Look over the entries that follow and work out how many lines contain "success". State the number only.
⟨
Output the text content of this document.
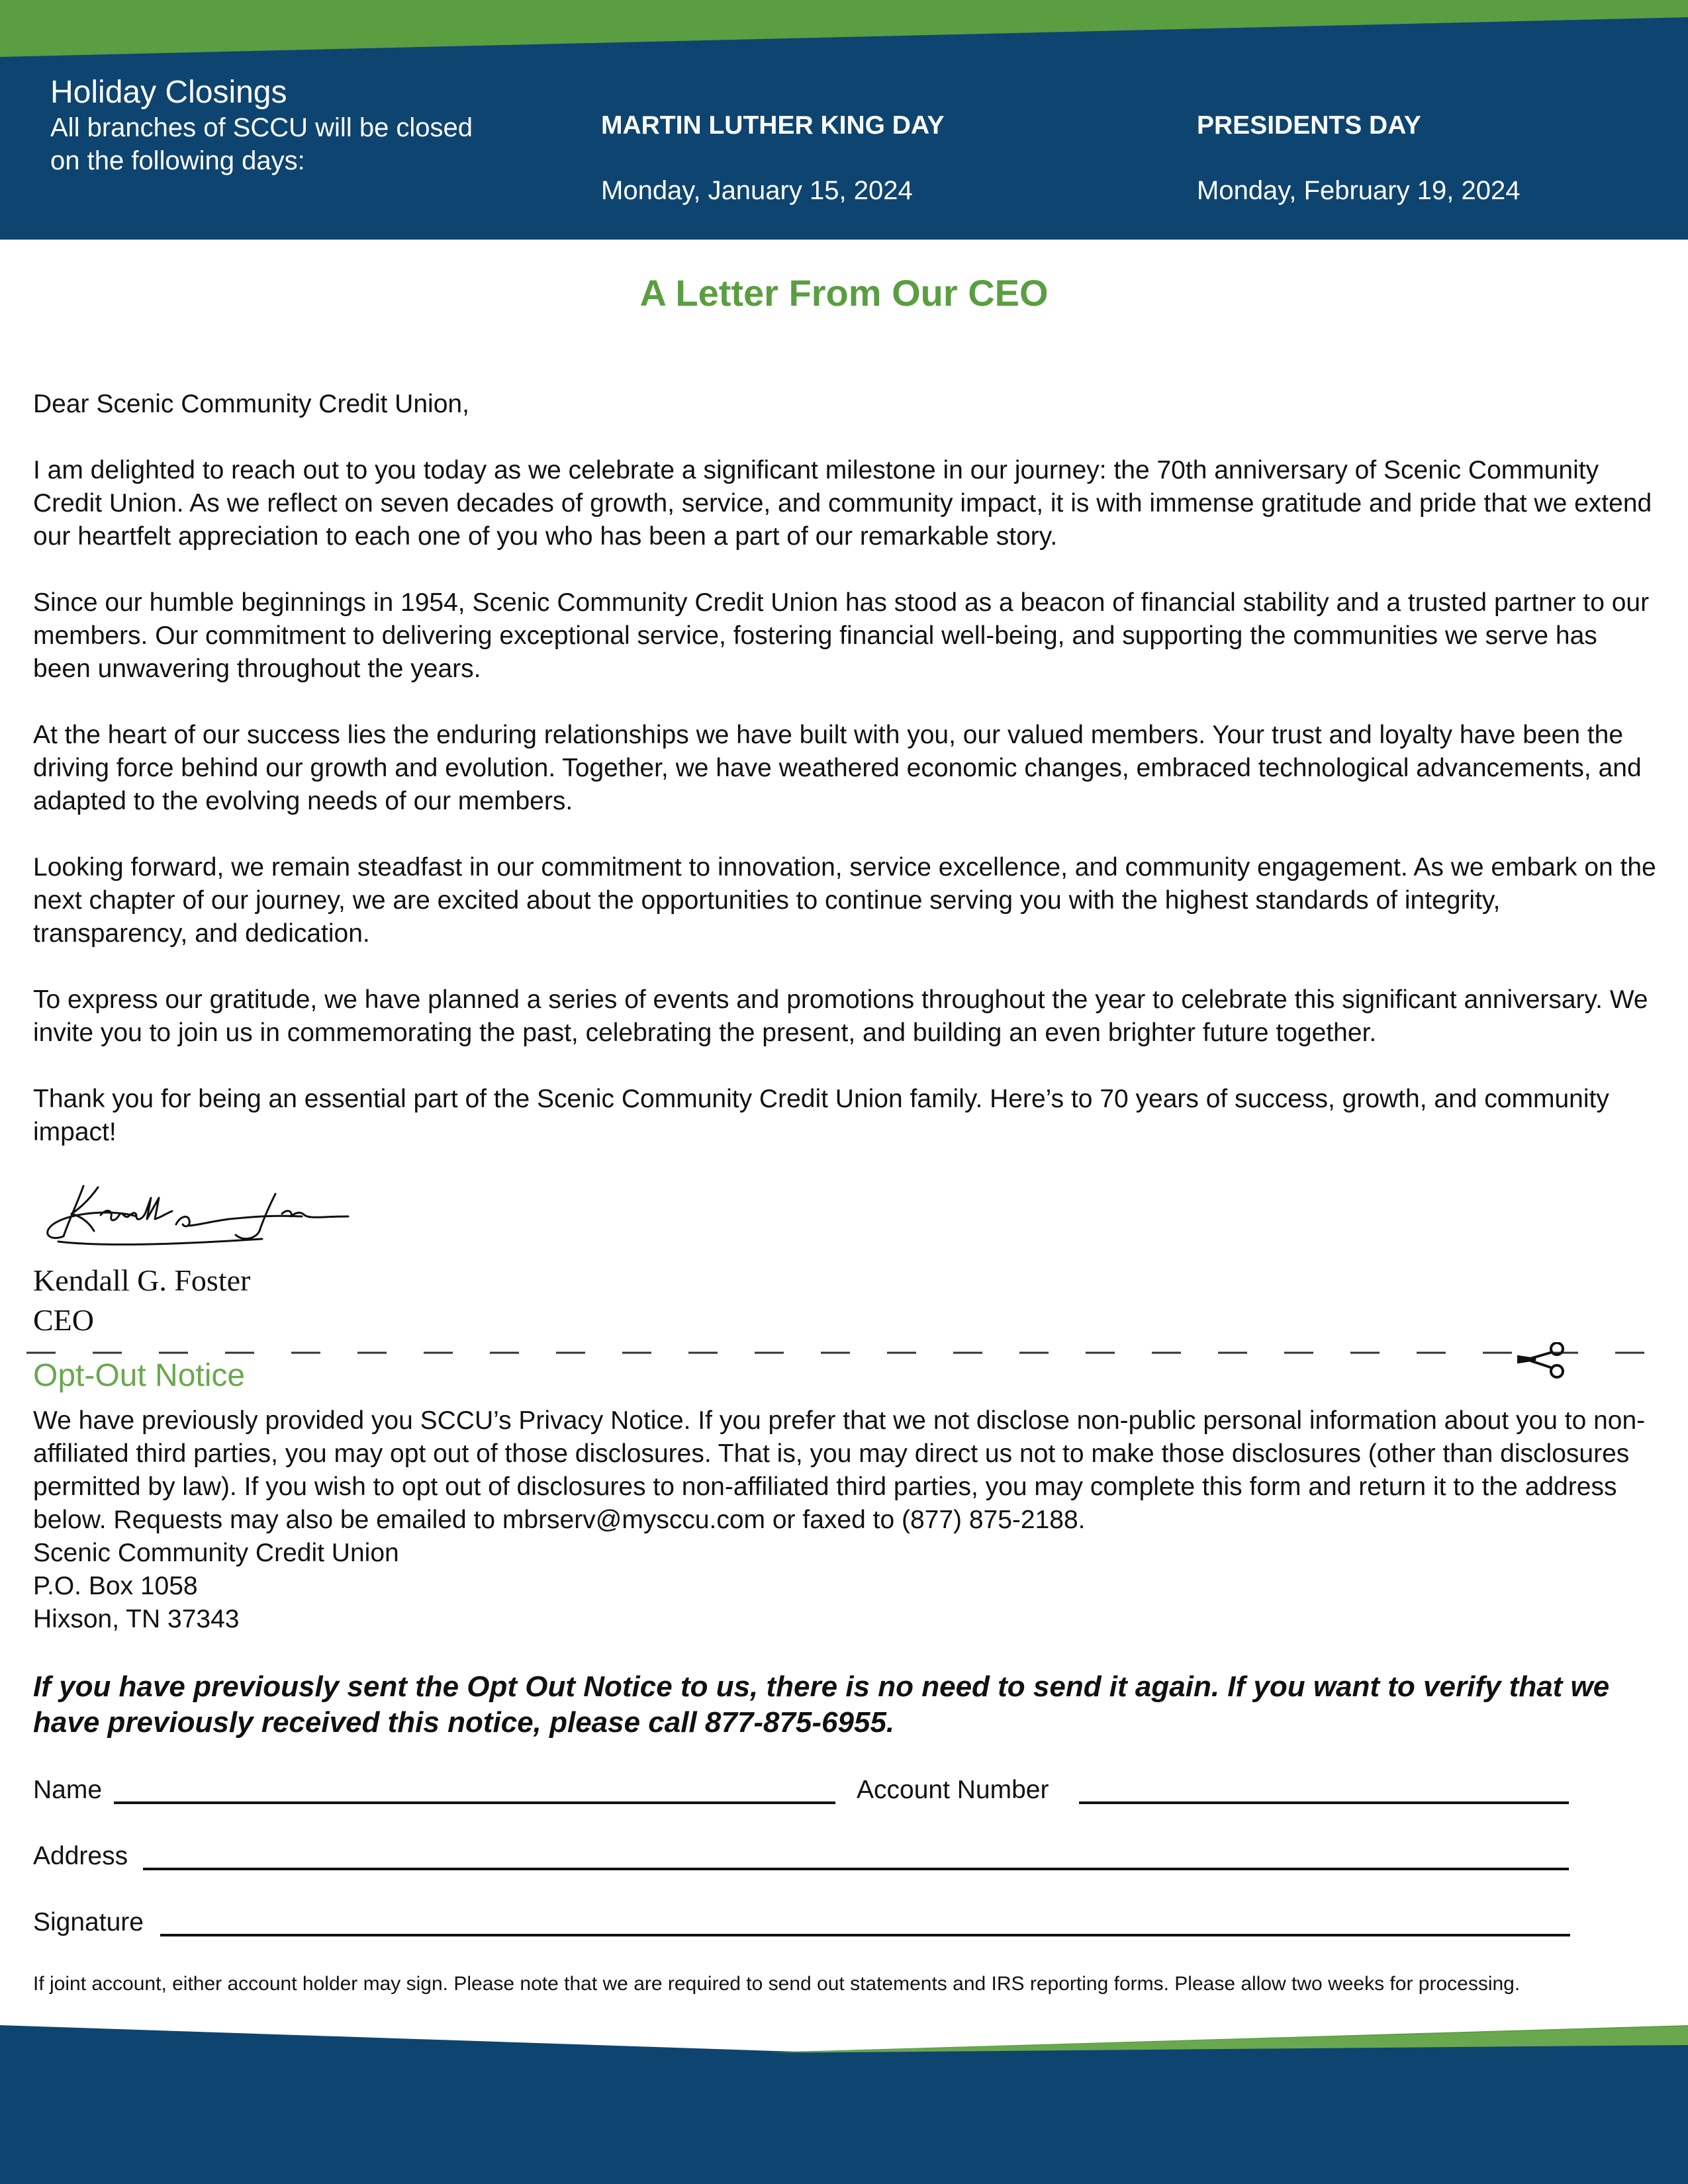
Holiday Closings
All branches of SCCU will be closed
on the following days:
MARTIN LUTHER KING DAY
Monday, January 15, 2024
PRESIDENTS DAY
Monday, February 19, 2024
A Letter From Our CEO

Dear Scenic Community Credit Union,

I am delighted to reach out to you today as we celebrate a significant milestone in our journey: the 70th anniversary of Scenic Community Credit Union. As we reflect on seven decades of growth, service, and community impact, it is with immense gratitude and pride that we extend our heartfelt appreciation to each one of you who has been a part of our remarkable story.

Since our humble beginnings in 1954, Scenic Community Credit Union has stood as a beacon of financial stability and a trusted partner to our members. Our commitment to delivering exceptional service, fostering financial well-being, and supporting the communities we serve has been unwavering throughout the years.

At the heart of our success lies the enduring relationships we have built with you, our valued members. Your trust and loyalty have been the driving force behind our growth and evolution. Together, we have weathered economic changes, embraced technological advancements, and adapted to the evolving needs of our members.

Looking forward, we remain steadfast in our commitment to innovation, service excellence, and community engagement. As we embark on the next chapter of our journey, we are excited about the opportunities to continue serving you with the highest standards of integrity, transparency, and dedication.

To express our gratitude, we have planned a series of events and promotions throughout the year to celebrate this significant anniversary. We invite you to join us in commemorating the past, celebrating the present, and building an even brighter future together.

Thank you for being an essential part of the Scenic Community Credit Union family. Here’s to 70 years of success, growth, and community impact!

Kendall G. Foster
CEO
Opt-Out Notice

We have previously provided you SCCU’s Privacy Notice. If you prefer that we not disclose non-public personal information about you to non-affiliated third parties, you may opt out of those disclosures. That is, you may direct us not to make those disclosures (other than disclosures permitted by law). If you wish to opt out of disclosures to non-affiliated third parties, you may complete this form and return it to the address below. Requests may also be emailed to mbrserv@mysccu.com or faxed to (877) 875-2188.

Scenic Community Credit Union

P.O. Box 1058

Hixson, TN 37343

If you have previously sent the Opt Out Notice to us, there is no need to send it again. If you want to verify that we have previously received this notice, please call 877-875-6955.
Name	Account Number
Address
Signature
If joint account, either account holder may sign. Please note that we are required to send out statements and IRS reporting forms. Please allow two weeks for processing.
⟩
OUTPUT OF THE EXERCISE
2